Source data:
>>>

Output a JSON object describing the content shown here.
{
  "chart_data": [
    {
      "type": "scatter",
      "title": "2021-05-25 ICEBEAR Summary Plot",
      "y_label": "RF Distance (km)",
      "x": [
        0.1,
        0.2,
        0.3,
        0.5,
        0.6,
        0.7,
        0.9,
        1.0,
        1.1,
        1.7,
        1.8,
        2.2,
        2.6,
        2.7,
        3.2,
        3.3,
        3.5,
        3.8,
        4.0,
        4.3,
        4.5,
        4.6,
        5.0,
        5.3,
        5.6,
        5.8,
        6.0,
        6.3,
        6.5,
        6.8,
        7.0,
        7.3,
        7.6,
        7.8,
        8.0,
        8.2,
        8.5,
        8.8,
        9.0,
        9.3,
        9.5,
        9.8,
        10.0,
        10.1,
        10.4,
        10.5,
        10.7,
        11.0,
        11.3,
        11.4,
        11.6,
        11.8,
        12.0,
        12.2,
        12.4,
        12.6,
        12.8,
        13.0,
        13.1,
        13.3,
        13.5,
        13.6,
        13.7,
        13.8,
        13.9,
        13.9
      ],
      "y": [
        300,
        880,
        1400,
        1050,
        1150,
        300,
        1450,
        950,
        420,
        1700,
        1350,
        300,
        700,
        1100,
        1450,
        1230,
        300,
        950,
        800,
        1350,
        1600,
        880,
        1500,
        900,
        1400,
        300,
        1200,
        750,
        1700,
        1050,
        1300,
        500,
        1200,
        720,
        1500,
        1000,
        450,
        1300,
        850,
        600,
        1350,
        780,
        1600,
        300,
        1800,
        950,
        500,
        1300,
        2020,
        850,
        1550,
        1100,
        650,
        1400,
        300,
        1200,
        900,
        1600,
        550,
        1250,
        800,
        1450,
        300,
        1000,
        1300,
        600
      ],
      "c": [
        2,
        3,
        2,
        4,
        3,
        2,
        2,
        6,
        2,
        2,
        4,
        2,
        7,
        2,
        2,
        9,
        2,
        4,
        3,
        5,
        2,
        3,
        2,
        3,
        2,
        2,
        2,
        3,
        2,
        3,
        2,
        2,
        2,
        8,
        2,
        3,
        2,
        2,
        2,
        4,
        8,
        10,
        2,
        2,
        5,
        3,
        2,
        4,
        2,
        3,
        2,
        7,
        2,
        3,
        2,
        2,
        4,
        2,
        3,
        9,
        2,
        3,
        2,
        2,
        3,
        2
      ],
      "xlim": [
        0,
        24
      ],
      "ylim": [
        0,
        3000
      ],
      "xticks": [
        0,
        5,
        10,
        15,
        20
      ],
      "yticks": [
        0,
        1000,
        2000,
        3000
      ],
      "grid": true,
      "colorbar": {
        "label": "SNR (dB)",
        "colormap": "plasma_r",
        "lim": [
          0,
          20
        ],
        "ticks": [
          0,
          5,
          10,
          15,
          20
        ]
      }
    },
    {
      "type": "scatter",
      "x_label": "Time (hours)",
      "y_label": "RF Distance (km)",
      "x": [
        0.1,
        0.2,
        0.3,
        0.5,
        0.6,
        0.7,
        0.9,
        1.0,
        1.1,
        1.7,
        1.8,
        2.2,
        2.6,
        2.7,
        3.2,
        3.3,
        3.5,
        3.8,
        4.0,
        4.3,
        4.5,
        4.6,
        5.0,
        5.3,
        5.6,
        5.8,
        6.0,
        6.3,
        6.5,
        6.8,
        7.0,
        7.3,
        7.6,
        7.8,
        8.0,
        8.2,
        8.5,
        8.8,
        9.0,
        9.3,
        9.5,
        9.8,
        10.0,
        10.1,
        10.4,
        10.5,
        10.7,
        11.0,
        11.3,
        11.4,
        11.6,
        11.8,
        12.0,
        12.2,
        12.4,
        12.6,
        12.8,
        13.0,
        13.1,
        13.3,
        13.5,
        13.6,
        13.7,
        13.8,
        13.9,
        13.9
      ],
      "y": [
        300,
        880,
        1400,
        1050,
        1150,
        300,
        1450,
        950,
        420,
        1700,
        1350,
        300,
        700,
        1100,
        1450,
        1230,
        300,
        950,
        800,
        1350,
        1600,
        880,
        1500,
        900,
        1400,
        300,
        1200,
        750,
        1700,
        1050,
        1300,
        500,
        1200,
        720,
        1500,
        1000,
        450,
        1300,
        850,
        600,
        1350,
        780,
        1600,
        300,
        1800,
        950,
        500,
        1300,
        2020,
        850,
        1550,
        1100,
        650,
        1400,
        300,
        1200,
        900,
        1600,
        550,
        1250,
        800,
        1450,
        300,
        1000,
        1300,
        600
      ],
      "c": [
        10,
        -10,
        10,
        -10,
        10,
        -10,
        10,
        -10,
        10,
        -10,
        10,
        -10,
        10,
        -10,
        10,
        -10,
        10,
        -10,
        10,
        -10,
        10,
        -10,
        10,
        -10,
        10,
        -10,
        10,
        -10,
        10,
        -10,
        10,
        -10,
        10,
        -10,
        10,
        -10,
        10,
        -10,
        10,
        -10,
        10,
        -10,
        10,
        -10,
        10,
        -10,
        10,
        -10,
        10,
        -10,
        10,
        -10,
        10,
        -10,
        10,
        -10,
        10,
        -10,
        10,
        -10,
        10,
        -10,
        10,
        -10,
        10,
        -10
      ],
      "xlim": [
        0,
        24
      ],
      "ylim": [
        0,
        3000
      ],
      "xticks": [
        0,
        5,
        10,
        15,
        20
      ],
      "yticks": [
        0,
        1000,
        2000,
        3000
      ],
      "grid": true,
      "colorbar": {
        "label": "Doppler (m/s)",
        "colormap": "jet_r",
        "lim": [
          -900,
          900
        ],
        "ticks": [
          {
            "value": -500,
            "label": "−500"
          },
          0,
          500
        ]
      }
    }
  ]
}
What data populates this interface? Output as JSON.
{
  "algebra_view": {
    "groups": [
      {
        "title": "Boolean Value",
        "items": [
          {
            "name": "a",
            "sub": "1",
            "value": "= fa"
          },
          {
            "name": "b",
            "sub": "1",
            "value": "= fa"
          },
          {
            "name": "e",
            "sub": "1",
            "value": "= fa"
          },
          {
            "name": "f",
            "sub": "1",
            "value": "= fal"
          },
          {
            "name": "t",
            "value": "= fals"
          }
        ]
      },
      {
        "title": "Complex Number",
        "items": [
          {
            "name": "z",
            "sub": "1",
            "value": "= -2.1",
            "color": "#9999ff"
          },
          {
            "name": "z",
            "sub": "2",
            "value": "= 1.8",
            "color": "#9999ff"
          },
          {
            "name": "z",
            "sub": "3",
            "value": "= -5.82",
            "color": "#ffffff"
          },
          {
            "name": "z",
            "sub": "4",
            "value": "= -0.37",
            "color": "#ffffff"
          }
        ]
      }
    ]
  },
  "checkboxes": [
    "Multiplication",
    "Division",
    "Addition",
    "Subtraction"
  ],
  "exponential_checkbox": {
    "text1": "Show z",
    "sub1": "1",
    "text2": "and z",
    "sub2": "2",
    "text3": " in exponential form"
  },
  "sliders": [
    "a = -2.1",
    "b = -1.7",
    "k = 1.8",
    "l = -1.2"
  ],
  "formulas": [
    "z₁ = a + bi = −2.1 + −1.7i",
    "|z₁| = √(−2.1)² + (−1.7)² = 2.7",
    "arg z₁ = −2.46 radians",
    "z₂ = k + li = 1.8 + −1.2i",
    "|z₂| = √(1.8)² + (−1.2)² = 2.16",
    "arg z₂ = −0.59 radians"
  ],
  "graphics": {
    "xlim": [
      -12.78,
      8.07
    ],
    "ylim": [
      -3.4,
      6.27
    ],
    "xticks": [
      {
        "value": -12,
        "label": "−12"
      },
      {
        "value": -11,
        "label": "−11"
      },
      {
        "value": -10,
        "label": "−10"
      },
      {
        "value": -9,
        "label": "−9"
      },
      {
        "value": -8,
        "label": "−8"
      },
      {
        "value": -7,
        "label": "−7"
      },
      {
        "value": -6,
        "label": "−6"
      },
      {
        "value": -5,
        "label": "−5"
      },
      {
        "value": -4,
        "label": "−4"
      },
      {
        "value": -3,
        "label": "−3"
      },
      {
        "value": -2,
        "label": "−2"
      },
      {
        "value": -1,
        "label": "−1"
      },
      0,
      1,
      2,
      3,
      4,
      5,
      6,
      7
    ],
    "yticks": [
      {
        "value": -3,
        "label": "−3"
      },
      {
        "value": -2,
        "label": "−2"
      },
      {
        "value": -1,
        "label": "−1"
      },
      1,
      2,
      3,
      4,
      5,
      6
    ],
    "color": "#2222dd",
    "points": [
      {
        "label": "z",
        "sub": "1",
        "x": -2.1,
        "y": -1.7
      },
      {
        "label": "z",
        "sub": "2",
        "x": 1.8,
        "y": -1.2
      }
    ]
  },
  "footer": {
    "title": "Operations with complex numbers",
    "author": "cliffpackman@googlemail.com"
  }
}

<<<

What is being asked: Collect every line above that contains the word "Output".

Written reply:
Output a JSON object describing the content shown here.
What data populates this interface? Output as JSON.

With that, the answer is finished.